_Records that describe figures_.
_ _ _
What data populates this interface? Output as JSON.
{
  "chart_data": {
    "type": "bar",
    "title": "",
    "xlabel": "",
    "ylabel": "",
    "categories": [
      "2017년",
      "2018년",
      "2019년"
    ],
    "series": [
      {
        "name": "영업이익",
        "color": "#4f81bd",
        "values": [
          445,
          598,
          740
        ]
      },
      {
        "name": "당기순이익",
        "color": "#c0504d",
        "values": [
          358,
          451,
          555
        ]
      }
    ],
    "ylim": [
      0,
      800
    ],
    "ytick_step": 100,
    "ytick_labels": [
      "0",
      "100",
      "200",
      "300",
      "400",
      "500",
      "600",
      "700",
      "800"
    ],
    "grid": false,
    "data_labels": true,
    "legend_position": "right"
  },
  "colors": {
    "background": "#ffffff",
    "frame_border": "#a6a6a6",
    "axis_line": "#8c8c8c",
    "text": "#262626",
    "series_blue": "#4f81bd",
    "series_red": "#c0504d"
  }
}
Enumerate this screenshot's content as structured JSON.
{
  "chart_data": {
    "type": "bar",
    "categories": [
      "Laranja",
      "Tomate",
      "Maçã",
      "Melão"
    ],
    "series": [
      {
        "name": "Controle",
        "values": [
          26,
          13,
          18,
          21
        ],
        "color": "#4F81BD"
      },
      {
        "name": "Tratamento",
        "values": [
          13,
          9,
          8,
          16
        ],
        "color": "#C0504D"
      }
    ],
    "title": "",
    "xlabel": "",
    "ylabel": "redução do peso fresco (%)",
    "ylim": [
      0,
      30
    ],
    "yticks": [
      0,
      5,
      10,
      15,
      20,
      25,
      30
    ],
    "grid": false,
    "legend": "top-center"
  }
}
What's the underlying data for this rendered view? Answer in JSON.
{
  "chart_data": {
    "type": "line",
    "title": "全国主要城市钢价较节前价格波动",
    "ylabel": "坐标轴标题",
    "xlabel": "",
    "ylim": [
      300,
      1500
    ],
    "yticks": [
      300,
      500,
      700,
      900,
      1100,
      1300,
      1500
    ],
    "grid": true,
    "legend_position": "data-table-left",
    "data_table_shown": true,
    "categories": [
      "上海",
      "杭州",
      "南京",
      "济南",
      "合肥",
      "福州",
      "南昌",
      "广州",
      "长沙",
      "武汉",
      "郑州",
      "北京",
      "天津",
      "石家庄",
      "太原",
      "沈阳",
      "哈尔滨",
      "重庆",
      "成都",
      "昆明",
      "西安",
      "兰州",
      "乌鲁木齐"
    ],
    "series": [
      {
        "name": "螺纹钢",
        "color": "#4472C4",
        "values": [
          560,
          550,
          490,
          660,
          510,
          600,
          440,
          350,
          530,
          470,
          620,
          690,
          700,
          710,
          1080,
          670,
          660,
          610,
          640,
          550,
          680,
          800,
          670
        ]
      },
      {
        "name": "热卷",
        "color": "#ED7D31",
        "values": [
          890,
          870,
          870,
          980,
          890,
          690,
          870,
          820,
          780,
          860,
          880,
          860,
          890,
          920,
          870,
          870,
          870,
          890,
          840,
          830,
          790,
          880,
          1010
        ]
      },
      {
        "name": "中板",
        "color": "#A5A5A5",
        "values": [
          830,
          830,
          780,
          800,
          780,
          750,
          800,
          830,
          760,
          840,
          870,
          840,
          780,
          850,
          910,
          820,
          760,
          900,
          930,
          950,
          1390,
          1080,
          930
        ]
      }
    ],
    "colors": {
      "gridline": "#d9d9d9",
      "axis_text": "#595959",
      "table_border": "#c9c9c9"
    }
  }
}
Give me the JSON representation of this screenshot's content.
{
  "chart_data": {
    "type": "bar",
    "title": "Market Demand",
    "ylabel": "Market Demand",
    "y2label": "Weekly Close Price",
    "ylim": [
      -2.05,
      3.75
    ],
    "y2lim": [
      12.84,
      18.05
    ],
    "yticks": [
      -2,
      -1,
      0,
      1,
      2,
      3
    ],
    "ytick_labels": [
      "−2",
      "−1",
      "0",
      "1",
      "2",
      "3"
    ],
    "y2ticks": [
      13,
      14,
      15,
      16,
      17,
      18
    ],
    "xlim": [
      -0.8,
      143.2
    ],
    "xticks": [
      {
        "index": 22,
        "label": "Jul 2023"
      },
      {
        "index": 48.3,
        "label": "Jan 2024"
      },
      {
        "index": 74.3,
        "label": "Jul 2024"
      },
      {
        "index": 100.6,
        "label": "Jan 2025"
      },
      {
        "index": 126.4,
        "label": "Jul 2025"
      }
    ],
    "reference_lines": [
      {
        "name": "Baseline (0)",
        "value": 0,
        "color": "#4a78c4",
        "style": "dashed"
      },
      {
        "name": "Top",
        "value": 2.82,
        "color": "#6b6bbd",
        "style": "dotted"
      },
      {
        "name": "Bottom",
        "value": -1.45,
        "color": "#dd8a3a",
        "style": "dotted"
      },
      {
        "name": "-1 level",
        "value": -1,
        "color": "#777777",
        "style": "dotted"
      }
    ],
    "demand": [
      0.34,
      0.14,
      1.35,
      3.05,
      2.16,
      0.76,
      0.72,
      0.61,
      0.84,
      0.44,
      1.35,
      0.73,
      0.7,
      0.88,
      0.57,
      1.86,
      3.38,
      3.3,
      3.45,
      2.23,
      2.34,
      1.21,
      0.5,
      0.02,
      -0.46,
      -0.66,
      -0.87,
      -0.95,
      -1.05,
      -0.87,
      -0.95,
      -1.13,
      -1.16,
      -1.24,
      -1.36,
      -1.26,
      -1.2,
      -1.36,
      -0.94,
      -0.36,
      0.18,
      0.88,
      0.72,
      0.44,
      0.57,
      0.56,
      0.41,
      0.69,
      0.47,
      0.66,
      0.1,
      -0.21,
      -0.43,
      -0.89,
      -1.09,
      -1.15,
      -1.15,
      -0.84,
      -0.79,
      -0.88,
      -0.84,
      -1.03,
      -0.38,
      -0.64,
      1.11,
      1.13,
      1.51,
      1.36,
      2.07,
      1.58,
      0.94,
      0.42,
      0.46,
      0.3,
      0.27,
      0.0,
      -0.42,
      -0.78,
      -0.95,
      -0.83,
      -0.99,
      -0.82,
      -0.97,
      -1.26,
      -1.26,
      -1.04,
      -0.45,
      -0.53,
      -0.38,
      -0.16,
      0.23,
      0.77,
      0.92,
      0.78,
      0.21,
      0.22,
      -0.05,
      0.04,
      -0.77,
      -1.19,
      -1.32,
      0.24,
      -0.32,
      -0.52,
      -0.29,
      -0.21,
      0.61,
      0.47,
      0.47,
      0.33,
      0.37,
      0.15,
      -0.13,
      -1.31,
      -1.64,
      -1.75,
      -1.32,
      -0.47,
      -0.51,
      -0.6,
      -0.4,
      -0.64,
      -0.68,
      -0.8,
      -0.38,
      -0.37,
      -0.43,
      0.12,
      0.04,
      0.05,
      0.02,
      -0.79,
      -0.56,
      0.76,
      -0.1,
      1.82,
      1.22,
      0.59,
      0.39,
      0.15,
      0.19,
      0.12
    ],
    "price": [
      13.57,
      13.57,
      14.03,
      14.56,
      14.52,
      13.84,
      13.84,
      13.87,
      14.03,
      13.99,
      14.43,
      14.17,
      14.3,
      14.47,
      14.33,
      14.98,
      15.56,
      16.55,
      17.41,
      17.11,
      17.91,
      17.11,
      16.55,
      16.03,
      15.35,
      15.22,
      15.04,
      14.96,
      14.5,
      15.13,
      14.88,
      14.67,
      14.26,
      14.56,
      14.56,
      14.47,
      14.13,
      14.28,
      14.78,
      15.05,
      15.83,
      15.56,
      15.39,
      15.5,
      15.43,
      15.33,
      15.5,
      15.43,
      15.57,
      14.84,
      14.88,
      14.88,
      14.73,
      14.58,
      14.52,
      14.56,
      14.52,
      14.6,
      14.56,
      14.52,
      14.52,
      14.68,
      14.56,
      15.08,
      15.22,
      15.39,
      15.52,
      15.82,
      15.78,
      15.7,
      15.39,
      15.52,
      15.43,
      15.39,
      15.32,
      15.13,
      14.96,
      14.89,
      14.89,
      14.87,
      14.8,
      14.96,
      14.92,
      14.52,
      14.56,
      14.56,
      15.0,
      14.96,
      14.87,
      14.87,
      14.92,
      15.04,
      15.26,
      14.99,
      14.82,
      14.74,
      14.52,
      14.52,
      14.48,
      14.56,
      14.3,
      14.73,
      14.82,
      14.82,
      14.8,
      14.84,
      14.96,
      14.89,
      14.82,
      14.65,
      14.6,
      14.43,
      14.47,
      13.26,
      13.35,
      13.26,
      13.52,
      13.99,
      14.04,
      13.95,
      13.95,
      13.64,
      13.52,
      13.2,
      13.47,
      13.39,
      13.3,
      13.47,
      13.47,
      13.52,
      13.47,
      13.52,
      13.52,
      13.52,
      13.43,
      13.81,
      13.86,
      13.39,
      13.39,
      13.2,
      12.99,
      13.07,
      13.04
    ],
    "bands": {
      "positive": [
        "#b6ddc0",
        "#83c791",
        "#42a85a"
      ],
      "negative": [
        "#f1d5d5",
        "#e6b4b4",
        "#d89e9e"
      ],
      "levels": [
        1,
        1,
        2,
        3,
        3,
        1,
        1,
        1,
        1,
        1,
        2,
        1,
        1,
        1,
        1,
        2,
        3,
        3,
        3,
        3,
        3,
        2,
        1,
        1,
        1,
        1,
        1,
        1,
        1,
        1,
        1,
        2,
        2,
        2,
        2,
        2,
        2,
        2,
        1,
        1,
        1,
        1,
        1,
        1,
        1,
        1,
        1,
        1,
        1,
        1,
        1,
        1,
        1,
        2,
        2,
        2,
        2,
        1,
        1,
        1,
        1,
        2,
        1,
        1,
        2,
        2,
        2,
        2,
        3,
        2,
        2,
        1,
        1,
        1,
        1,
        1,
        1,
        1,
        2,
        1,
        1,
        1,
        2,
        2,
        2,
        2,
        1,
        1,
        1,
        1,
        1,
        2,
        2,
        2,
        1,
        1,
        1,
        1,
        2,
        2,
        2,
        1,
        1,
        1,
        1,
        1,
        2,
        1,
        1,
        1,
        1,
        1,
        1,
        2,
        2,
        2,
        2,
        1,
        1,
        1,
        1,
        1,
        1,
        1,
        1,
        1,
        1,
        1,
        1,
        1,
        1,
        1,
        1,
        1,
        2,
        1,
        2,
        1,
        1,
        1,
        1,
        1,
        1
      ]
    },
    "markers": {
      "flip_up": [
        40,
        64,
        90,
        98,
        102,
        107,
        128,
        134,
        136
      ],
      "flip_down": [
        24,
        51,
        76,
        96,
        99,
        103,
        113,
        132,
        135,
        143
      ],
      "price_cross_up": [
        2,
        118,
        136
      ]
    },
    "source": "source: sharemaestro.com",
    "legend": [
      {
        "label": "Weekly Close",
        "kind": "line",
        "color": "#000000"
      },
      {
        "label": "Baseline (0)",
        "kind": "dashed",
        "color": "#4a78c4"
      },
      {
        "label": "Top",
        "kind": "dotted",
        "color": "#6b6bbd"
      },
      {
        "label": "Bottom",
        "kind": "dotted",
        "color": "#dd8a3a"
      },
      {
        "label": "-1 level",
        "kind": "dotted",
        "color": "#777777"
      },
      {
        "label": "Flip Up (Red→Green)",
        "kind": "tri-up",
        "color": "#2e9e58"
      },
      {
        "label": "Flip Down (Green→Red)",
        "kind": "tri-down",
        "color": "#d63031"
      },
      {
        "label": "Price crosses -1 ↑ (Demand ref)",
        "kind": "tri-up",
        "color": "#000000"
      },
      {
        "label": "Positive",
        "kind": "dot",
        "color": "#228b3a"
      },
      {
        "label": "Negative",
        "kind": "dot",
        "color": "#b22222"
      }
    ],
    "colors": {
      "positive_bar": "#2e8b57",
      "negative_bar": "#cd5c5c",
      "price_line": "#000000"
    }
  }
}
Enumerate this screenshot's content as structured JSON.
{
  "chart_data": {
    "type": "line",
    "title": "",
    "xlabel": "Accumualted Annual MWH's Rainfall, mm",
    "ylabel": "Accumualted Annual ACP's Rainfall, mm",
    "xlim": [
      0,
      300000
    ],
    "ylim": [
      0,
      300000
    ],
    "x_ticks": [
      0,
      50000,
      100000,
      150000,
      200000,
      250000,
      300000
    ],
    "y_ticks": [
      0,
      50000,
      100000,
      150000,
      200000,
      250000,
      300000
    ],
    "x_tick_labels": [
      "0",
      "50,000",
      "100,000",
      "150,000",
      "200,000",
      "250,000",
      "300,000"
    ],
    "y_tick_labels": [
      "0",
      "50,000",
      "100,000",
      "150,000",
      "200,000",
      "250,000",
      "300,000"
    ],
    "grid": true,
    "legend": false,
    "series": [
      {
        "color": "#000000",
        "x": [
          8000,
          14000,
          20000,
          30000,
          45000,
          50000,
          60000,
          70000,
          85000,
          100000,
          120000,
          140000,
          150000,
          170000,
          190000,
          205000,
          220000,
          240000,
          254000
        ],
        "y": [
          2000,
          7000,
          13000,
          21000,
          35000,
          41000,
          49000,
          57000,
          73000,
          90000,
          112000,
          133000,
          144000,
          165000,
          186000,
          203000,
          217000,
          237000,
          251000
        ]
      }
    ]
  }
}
_ _ _
_Given problem_.
Report the number of lines in the listing above that include the word "Accumualted", and nothing else.

_Task answer_.
2